_The task_. Reproduce each line of the material precisely.

----

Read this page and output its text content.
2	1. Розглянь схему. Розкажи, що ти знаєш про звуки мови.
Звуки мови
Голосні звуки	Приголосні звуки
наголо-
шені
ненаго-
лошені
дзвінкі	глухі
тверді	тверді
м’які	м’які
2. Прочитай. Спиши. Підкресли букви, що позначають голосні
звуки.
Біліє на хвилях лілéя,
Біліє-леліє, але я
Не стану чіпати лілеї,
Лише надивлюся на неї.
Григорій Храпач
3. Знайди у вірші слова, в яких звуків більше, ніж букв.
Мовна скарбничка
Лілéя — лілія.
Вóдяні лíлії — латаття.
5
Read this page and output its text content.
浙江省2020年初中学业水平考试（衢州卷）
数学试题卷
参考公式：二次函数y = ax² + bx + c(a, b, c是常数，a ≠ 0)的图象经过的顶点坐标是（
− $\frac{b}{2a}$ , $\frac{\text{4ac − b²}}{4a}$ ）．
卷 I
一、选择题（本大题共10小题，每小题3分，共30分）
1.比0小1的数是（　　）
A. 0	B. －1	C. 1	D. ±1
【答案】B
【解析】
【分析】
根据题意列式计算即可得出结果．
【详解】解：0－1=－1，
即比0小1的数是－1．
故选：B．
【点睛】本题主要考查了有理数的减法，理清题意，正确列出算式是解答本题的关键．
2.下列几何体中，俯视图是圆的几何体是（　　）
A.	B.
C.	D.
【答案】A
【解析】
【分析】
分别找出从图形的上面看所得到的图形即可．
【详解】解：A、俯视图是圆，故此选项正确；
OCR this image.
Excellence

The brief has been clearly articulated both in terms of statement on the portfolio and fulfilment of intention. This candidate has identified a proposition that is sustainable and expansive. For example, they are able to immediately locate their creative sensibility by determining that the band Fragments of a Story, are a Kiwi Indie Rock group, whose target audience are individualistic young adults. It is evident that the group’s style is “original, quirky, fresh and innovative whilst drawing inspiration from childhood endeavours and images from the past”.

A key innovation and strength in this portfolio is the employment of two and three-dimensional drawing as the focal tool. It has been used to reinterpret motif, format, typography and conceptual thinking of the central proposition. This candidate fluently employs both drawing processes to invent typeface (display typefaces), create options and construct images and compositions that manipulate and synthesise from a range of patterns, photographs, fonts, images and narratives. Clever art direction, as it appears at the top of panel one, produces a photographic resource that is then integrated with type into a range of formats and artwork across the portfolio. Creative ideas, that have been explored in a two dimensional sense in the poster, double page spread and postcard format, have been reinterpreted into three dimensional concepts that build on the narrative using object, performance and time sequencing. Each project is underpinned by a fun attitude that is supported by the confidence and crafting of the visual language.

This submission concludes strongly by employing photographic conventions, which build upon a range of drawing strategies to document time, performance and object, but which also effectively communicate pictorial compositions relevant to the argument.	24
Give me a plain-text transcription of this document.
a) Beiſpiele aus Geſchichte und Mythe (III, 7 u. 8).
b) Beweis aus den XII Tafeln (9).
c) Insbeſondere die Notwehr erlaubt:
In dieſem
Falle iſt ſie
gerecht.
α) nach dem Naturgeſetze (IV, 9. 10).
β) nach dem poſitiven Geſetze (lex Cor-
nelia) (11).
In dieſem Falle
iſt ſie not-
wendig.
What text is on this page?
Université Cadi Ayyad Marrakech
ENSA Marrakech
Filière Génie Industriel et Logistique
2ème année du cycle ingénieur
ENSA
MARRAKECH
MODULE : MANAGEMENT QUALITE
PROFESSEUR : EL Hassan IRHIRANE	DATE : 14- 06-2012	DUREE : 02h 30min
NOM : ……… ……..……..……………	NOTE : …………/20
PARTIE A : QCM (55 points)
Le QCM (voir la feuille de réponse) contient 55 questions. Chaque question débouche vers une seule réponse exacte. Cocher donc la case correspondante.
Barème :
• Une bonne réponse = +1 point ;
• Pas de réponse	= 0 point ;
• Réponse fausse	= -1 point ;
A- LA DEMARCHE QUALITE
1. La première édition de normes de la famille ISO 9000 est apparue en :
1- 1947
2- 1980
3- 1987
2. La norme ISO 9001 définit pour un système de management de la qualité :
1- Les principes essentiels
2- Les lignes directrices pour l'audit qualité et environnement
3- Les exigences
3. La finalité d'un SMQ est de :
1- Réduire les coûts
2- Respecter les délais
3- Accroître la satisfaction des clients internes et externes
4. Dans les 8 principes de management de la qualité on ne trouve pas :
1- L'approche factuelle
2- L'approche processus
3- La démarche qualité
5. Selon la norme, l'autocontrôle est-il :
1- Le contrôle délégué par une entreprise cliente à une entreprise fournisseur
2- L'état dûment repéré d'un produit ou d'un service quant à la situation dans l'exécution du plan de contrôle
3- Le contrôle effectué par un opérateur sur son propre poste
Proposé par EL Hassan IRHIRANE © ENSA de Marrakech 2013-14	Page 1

----

_Answer to the problem_.
Read this page and output its text content.
2	1. Розглянь схему. Розкажи, що ти знаєш про звуки мови.
Звуки мови
Голосні звуки	Приголосні звуки
наголо-
шені
ненаго-
лошені
дзвінкі	глухі
тверді	тверді
м’які	м’які
2. Прочитай. Спиши. Підкресли букви, що позначають голосні
звуки.
Біліє на хвилях лілéя,
Біліє-леліє, але я
Не стану чіпати лілеї,
Лише надивлюся на неї.
Григорій Храпач
3. Знайди у вірші слова, в яких звуків більше, ніж букв.
Мовна скарбничка
Лілéя — лілія.
Вóдяні лíлії — латаття.
5
Read this page and output its text content.
浙江省2020年初中学业水平考试（衢州卷）
数学试题卷
参考公式：二次函数y = ax² + bx + c(a, b, c是常数，a ≠ 0)的图象经过的顶点坐标是（
− $\frac{b}{2a}$ , $\frac{\text{4ac − b²}}{4a}$ ）．
卷 I
一、选择题（本大题共10小题，每小题3分，共30分）
1.比0小1的数是（　　）
A. 0	B. －1	C. 1	D. ±1
【答案】B
【解析】
【分析】
根据题意列式计算即可得出结果．
【详解】解：0－1=－1，
即比0小1的数是－1．
故选：B．
【点睛】本题主要考查了有理数的减法，理清题意，正确列出算式是解答本题的关键．
2.下列几何体中，俯视图是圆的几何体是（　　）
A.	B.
C.	D.
【答案】A
【解析】
【分析】
分别找出从图形的上面看所得到的图形即可．
【详解】解：A、俯视图是圆，故此选项正确；
OCR this image.
Excellence

The brief has been clearly articulated both in terms of statement on the portfolio and fulfilment of intention. This candidate has identified a proposition that is sustainable and expansive. For example, they are able to immediately locate their creative sensibility by determining that the band Fragments of a Story, are a Kiwi Indie Rock group, whose target audience are individualistic young adults. It is evident that the group’s style is “original, quirky, fresh and innovative whilst drawing inspiration from childhood endeavours and images from the past”.

A key innovation and strength in this portfolio is the employment of two and three-dimensional drawing as the focal tool. It has been used to reinterpret motif, format, typography and conceptual thinking of the central proposition. This candidate fluently employs both drawing processes to invent typeface (display typefaces), create options and construct images and compositions that manipulate and synthesise from a range of patterns, photographs, fonts, images and narratives. Clever art direction, as it appears at the top of panel one, produces a photographic resource that is then integrated with type into a range of formats and artwork across the portfolio. Creative ideas, that have been explored in a two dimensional sense in the poster, double page spread and postcard format, have been reinterpreted into three dimensional concepts that build on the narrative using object, performance and time sequencing. Each project is underpinned by a fun attitude that is supported by the confidence and crafting of the visual language.

This submission concludes strongly by employing photographic conventions, which build upon a range of drawing strategies to document time, performance and object, but which also effectively communicate pictorial compositions relevant to the argument.	24
Give me a plain-text transcription of this document.
a) Beiſpiele aus Geſchichte und Mythe (III, 7 u. 8).
b) Beweis aus den XII Tafeln (9).
c) Insbeſondere die Notwehr erlaubt:
In dieſem
Falle iſt ſie
gerecht.
α) nach dem Naturgeſetze (IV, 9. 10).
β) nach dem poſitiven Geſetze (lex Cor-
nelia) (11).
In dieſem Falle
iſt ſie not-
wendig.
What text is on this page?
Université Cadi Ayyad Marrakech
ENSA Marrakech
Filière Génie Industriel et Logistique
2ème année du cycle ingénieur
ENSA
MARRAKECH
MODULE : MANAGEMENT QUALITE
PROFESSEUR : EL Hassan IRHIRANE	DATE : 14- 06-2012	DUREE : 02h 30min
NOM : ……… ……..……..……………	NOTE : …………/20
PARTIE A : QCM (55 points)
Le QCM (voir la feuille de réponse) contient 55 questions. Chaque question débouche vers une seule réponse exacte. Cocher donc la case correspondante.
Barème :
• Une bonne réponse = +1 point ;
• Pas de réponse	= 0 point ;
• Réponse fausse	= -1 point ;
A- LA DEMARCHE QUALITE
1. La première édition de normes de la famille ISO 9000 est apparue en :
1- 1947
2- 1980
3- 1987
2. La norme ISO 9001 définit pour un système de management de la qualité :
1- Les principes essentiels
2- Les lignes directrices pour l'audit qualité et environnement
3- Les exigences
3. La finalité d'un SMQ est de :
1- Réduire les coûts
2- Respecter les délais
3- Accroître la satisfaction des clients internes et externes
4. Dans les 8 principes de management de la qualité on ne trouve pas :
1- L'approche factuelle
2- L'approche processus
3- La démarche qualité
5. Selon la norme, l'autocontrôle est-il :
1- Le contrôle délégué par une entreprise cliente à une entreprise fournisseur
2- L'état dûment repéré d'un produit ou d'un service quant à la situation dans l'exécution du plan de contrôle
3- Le contrôle effectué par un opérateur sur son propre poste
Proposé par EL Hassan IRHIRANE © ENSA de Marrakech 2013-14	Page 1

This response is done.